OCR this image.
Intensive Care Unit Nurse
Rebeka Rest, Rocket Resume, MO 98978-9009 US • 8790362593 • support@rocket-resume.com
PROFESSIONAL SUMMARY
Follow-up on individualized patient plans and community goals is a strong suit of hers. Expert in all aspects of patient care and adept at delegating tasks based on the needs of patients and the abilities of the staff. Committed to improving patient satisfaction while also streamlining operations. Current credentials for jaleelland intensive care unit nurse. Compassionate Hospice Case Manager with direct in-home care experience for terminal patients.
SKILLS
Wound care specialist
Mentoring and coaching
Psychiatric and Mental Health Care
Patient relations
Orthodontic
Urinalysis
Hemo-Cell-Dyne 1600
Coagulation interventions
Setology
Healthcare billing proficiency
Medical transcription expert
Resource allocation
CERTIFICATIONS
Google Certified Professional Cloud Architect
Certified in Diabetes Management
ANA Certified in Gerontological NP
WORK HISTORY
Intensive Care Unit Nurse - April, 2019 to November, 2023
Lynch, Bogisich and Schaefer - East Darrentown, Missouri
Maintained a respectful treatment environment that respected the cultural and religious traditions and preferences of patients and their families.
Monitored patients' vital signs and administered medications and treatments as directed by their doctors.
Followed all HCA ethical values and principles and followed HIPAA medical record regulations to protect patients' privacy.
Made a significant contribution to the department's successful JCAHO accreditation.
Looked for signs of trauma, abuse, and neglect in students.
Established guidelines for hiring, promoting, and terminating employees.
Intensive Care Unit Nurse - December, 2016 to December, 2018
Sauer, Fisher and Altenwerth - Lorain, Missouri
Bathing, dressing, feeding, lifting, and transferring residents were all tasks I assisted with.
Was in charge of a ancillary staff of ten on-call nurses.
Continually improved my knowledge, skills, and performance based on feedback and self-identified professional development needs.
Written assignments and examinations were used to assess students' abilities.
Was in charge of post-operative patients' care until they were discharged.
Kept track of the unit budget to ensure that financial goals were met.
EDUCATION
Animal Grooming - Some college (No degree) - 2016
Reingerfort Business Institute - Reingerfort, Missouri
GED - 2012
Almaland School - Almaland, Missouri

◇ ◇ ◇ ◇ ◇ ◇ ◇

- _What to do_
Go through the material above, find each line with the string "were", and copy it.

- _Answer space_
Bathing, dressing, feeding, lifting, and transferring residents were all tasks I assisted with.
Written assignments and examinations were used to assess students' abilities.
Was in charge of post-operative patients' care until they were discharged.
Kept track of the unit budget to ensure that financial goals were met.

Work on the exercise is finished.